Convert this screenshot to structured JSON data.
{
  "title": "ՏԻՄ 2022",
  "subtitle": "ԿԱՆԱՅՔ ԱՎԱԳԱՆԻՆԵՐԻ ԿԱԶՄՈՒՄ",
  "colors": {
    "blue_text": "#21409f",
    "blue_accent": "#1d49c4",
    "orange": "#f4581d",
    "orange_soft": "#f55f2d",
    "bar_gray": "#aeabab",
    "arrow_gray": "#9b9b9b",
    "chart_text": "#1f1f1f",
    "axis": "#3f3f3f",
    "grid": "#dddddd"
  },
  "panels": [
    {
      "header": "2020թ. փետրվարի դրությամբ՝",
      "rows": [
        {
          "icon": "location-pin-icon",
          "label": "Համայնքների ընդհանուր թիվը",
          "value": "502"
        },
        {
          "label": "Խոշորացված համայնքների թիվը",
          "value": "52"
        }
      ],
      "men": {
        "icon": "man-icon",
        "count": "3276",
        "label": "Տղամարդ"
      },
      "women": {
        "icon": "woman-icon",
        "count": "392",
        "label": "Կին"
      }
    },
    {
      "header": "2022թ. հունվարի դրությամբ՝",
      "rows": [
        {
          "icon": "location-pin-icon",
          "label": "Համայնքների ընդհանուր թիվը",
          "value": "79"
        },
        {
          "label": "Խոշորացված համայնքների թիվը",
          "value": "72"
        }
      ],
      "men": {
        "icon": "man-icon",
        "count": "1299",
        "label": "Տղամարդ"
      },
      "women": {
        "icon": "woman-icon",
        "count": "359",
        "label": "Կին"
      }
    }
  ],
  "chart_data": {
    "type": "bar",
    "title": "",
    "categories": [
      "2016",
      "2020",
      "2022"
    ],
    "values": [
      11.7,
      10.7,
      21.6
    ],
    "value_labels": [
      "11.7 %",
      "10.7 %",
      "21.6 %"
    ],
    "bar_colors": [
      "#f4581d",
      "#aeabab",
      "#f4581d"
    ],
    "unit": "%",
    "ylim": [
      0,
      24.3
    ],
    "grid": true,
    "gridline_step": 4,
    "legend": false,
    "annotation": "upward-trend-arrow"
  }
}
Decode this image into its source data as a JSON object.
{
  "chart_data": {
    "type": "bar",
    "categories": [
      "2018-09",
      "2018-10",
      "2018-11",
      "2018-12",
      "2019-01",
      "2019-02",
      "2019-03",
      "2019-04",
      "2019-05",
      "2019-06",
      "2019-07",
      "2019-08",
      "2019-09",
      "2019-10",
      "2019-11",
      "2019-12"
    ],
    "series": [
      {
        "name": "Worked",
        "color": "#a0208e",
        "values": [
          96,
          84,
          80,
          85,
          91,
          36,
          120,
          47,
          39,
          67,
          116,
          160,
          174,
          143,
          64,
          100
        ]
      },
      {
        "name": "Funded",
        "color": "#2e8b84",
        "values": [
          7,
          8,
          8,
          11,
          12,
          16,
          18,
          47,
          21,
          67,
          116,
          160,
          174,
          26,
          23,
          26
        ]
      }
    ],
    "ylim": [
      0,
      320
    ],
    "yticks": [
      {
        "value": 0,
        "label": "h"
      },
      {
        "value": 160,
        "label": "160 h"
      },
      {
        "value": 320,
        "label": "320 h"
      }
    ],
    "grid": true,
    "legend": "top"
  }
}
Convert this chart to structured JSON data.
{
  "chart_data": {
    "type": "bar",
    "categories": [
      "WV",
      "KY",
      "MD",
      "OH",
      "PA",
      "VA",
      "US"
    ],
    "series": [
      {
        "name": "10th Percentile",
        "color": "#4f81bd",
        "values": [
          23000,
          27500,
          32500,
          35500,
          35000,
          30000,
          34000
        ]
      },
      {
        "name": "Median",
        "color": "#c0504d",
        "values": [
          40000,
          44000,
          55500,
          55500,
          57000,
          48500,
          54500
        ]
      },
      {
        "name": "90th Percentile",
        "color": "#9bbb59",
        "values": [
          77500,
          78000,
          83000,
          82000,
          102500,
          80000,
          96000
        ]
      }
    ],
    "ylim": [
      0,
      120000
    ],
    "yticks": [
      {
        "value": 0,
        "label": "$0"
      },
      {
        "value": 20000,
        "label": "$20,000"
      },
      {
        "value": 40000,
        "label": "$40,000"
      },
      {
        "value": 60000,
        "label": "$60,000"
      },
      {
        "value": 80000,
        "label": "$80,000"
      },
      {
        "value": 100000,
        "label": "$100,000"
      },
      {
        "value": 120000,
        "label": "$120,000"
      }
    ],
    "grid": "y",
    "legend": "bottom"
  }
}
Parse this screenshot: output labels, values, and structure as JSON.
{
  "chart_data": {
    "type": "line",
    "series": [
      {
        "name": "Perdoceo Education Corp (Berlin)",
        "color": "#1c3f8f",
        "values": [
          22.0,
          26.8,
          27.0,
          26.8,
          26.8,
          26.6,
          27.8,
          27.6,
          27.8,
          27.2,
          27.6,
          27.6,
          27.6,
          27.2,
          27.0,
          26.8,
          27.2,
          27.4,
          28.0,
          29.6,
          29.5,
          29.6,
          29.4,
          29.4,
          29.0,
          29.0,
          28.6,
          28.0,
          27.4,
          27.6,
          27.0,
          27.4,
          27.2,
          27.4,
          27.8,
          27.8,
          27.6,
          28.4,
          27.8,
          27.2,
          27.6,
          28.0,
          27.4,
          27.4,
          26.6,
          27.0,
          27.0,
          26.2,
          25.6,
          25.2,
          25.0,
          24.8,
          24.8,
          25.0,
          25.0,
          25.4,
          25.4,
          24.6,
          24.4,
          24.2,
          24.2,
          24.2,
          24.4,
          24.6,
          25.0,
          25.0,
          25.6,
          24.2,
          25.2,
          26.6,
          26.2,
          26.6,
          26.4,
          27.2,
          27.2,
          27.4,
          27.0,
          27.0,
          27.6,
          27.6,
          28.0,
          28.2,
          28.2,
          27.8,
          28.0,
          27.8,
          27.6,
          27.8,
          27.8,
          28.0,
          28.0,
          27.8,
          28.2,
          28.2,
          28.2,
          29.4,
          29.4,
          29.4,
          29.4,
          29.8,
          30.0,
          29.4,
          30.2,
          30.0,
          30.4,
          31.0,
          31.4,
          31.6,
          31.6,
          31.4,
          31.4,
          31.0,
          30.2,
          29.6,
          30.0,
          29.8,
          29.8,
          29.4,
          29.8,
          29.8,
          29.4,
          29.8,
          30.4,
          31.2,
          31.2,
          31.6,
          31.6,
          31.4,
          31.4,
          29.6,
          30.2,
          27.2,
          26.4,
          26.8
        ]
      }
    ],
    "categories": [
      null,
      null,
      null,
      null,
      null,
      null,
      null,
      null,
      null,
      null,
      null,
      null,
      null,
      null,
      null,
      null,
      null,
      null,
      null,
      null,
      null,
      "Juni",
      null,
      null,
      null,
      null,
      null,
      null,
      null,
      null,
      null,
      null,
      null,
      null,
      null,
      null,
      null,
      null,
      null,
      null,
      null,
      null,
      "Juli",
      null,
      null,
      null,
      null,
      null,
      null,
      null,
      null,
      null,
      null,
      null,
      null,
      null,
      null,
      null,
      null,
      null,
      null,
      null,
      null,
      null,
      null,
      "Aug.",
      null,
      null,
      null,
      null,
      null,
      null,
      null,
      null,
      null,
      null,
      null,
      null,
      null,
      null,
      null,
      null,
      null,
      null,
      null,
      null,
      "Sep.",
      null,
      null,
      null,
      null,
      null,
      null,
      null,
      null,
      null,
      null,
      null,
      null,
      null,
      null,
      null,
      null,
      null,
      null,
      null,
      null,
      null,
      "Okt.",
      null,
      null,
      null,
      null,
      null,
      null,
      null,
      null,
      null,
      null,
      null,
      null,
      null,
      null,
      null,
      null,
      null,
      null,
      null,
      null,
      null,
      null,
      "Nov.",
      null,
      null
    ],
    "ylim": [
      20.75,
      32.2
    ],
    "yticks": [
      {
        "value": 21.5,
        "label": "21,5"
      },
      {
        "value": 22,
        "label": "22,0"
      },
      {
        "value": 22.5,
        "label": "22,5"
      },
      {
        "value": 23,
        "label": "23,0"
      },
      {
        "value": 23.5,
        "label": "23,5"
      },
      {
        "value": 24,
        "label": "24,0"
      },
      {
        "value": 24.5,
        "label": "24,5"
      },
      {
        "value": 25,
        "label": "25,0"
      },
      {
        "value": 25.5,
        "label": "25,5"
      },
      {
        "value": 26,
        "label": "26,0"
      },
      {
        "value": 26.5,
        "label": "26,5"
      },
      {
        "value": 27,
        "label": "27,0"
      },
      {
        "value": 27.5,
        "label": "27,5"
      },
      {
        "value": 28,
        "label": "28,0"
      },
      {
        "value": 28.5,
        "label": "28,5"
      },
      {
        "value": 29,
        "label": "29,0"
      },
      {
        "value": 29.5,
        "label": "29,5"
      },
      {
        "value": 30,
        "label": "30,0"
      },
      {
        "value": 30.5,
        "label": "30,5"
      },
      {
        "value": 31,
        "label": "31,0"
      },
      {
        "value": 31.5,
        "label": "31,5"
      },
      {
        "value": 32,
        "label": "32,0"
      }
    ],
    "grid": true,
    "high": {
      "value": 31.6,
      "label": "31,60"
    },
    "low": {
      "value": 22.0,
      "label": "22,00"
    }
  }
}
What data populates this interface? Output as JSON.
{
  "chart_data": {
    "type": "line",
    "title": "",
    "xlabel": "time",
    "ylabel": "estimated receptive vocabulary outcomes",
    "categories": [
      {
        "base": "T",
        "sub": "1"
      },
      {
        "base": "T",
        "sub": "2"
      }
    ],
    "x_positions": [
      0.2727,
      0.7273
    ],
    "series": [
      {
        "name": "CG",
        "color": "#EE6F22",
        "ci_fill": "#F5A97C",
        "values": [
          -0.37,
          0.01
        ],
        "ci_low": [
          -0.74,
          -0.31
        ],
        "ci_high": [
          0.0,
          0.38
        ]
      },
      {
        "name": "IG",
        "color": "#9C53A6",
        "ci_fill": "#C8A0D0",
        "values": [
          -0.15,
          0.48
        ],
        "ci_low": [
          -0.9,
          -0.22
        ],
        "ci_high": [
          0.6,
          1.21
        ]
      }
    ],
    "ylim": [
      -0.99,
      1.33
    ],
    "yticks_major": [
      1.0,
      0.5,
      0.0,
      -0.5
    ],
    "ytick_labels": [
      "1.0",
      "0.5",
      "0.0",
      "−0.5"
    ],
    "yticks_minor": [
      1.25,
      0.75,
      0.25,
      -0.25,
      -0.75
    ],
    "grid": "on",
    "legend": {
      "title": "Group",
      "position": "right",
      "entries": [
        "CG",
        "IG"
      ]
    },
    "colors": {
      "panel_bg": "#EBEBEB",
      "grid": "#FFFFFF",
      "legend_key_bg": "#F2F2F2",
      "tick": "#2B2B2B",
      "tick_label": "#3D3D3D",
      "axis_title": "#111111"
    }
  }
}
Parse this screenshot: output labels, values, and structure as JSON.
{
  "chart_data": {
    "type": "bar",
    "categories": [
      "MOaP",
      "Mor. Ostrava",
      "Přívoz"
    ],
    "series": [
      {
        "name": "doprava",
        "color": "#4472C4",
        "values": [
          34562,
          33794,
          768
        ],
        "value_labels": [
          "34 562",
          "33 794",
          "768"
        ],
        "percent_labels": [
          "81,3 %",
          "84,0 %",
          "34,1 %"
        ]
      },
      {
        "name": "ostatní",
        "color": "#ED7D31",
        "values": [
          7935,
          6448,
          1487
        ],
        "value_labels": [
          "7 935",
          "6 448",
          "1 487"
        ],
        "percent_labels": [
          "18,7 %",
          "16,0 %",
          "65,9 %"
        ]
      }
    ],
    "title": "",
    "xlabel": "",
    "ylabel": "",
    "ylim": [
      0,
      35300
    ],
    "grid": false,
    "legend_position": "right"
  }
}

----

Identify the lines that contain the string "this", and copy every one of them.

▶ **FINISHED EXERCISE**
Convert this screenshot to structured JSON data.
Decode this image into its source data as a JSON object.
Convert this chart to structured JSON data.
Parse this screenshot: output labels, values, and structure as JSON.
What data populates this interface? Output as JSON.
Parse this screenshot: output labels, values, and structure as JSON.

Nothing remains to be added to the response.